Resumen
Soon after the end of WWII, architects in Lima were vividly debating the urgency of planning the city’s growth. The discussion was centered on the idea of Neighbourhood Unit which condensed and incarnated many different social, cultural, economic, architectural, and urban design ideals of that period. Responding to the need to provide mass housing and large-scale green areas in Lima, the concept Unidad Vecinal became the main design and planning instrument for the renovation and expansion of the city. This urban development provided a variety of housing typologies, traffic separation, open green areas, recreational and educational infrastructure, commercial spaces, and sports facilities. The essential principles of this concept were thought to organize the growth of the cities and had to provide good living conditions to all residents. In order to achieve that challenge, “nature” played different roles: in the first projects nature had a fundamental role of holding the architecture and give quality to the urban project, and later on, in the last projects, nature was placed within architecture to ensure good living conditions to the urban projects. This paper will study two cases of Neighbourhood Units in Lima, the first built between 1945 and 1949 and the second around 1968 and 1975. In the first case, architecture was placed in the middle of agricultural lands and projecting a “natural Eden-like” context. In the second case, architecture was placed in the arid city’s outskirts and deployed vegetation and green areas in some specific places -as Babylon Gardens did- to represent “nature” and enhance the urban spaces. In this sense, Unidad Vecinal 3 (1946) and PREVI Lima (1969), not only stand out for being the most ambitious, and coherent examples of each ‘moment’, but also, because they presented different roles of nature incarnated in the same urban design concept.

TO DO:
According to the abstract on Neighbourhood Units in Lima, during which years was the first of the two studied cases built?

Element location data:

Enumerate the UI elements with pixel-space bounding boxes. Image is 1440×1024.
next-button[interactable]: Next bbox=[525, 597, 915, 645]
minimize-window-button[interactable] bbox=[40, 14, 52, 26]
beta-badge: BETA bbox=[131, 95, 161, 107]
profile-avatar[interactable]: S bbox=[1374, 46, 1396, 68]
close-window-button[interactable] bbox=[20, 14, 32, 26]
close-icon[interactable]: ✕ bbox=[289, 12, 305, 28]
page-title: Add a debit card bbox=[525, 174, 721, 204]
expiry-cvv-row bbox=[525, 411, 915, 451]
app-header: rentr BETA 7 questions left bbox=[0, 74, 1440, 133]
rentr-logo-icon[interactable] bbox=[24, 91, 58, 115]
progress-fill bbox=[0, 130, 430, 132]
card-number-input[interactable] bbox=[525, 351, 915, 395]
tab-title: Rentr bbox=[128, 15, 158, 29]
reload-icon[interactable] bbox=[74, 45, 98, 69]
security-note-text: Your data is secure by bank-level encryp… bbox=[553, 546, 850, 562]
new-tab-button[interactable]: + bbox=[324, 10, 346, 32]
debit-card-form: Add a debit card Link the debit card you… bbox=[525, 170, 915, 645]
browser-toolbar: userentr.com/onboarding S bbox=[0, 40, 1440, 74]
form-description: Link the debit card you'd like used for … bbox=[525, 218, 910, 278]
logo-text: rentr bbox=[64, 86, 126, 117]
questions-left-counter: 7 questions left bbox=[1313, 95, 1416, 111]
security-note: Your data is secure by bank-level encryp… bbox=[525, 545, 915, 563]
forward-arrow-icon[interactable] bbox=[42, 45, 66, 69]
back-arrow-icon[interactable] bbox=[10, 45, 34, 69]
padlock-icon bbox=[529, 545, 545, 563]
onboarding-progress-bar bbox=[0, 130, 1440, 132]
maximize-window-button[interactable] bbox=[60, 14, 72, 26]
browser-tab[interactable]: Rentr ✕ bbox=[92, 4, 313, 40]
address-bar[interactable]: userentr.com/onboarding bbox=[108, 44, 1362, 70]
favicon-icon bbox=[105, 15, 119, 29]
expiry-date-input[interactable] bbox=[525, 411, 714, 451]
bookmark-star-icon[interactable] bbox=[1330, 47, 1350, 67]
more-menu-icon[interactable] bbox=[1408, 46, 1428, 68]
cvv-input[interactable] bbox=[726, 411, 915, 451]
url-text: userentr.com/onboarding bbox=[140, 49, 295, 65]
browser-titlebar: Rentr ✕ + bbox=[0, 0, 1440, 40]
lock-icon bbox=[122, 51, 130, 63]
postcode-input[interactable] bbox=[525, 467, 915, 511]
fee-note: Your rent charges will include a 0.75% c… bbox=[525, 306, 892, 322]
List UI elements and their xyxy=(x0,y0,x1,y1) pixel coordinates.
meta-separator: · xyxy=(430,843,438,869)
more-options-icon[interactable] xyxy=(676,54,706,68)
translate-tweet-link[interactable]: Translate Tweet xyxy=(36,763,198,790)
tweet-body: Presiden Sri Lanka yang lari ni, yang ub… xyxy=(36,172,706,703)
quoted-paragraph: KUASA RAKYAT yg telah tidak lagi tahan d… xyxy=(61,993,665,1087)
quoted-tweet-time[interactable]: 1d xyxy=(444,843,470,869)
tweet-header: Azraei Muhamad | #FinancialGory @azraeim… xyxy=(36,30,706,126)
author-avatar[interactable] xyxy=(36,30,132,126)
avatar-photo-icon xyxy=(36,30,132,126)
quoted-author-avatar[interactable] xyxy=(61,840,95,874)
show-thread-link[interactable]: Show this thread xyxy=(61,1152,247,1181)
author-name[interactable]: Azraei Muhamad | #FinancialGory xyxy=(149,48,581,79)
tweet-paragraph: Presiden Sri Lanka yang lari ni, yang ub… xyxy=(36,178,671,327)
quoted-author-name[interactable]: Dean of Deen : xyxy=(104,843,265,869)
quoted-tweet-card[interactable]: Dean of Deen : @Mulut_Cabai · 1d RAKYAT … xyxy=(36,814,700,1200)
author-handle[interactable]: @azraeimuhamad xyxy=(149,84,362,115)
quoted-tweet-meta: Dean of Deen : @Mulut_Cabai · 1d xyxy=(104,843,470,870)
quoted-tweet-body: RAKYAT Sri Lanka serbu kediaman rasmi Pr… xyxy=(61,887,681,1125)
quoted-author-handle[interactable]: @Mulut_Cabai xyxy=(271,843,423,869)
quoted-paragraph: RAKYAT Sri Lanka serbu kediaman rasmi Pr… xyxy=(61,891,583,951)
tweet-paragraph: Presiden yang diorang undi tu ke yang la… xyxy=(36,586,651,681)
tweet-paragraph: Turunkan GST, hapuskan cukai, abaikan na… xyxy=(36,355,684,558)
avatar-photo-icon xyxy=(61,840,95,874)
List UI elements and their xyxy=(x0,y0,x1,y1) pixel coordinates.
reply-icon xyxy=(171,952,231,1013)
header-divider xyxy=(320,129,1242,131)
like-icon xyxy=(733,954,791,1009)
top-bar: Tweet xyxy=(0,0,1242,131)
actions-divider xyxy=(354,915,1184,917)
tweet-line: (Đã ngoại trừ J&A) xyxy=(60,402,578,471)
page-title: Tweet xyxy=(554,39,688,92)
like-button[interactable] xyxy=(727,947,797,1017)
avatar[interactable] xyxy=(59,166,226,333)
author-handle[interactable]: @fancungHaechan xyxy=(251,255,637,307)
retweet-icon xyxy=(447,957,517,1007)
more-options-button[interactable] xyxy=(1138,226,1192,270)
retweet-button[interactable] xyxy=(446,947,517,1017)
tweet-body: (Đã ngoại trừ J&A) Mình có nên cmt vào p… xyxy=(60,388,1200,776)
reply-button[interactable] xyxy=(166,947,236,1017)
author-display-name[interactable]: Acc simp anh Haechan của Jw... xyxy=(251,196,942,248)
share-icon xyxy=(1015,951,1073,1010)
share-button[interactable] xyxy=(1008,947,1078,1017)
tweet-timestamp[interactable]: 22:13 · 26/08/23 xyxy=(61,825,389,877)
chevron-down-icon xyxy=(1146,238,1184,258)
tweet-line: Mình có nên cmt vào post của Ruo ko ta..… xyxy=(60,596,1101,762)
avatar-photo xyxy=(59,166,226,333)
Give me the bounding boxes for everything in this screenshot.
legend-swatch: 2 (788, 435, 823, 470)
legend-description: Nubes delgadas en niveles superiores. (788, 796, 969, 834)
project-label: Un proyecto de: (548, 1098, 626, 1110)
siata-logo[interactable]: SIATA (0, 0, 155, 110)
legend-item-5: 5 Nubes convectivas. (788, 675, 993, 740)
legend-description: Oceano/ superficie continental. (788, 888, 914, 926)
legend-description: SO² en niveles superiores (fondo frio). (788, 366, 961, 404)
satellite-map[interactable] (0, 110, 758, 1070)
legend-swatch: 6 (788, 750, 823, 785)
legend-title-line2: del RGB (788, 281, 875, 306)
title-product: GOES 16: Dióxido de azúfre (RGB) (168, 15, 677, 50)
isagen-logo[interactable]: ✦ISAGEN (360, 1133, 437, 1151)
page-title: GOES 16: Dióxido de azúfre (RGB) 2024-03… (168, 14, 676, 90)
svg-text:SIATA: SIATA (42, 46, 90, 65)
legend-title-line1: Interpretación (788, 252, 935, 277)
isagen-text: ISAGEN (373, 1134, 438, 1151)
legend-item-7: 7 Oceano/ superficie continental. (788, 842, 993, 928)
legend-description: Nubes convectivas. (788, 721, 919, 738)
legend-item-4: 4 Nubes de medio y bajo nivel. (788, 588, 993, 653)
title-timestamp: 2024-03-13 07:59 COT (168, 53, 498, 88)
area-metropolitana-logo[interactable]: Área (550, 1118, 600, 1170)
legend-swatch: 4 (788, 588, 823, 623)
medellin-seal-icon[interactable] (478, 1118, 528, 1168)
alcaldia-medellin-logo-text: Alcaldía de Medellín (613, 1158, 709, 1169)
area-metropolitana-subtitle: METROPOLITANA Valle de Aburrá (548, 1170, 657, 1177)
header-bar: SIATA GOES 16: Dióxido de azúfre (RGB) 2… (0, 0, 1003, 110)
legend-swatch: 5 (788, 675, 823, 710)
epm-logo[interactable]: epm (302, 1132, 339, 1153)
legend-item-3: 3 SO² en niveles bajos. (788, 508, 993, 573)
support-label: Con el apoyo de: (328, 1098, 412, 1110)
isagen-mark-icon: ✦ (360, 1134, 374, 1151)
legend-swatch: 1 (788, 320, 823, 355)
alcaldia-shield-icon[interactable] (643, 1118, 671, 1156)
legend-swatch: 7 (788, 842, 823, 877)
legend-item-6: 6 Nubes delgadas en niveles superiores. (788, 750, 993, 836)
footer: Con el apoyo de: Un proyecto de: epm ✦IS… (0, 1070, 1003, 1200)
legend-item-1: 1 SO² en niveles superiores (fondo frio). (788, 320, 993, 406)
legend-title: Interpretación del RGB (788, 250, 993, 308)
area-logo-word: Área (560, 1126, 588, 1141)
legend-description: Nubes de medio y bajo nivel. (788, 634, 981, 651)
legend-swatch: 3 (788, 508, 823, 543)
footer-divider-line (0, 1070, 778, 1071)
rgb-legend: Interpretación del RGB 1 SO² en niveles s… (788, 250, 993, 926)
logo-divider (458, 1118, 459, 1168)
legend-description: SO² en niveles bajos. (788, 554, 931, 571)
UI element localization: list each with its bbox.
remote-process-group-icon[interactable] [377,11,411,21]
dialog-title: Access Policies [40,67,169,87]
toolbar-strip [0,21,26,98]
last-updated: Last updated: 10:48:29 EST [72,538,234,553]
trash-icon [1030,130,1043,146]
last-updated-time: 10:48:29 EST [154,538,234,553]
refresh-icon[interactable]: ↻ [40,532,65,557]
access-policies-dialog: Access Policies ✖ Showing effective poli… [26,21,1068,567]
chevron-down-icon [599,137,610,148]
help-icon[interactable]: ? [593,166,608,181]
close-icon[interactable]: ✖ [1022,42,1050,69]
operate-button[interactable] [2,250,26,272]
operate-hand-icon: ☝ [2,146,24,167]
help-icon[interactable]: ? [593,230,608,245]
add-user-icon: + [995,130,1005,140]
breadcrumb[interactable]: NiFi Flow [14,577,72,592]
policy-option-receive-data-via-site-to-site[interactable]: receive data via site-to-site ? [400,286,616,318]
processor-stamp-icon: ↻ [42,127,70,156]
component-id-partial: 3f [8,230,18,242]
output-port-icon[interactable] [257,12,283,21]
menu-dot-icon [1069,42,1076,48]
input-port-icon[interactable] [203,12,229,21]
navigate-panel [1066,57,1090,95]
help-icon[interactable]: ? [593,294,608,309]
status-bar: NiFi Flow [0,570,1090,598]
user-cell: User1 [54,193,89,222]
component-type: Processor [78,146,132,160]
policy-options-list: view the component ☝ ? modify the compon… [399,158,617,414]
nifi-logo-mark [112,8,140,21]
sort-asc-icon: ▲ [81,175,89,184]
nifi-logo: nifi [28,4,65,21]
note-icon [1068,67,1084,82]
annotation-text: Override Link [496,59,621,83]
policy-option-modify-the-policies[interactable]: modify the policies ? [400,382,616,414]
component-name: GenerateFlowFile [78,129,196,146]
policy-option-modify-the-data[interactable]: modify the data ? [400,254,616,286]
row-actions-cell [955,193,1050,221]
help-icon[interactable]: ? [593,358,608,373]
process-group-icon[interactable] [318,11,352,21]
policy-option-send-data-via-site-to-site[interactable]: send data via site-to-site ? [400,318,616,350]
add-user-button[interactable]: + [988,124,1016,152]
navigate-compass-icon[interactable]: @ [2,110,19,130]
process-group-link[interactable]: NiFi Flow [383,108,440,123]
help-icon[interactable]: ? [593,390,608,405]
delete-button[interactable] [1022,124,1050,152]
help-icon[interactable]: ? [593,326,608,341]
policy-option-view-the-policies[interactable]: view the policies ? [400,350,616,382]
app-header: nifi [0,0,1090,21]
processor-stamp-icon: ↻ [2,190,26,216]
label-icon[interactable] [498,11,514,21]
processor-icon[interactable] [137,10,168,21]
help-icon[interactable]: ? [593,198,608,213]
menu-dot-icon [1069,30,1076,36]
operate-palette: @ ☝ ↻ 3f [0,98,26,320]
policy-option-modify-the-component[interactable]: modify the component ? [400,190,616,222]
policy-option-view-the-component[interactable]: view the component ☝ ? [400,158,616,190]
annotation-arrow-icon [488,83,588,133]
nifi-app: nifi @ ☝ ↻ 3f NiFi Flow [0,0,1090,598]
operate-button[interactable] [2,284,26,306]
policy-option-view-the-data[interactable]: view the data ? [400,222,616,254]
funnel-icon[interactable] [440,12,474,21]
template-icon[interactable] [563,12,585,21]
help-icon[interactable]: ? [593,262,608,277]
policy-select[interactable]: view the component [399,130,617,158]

TASK RESPONSE:
Between 1945 and 1949.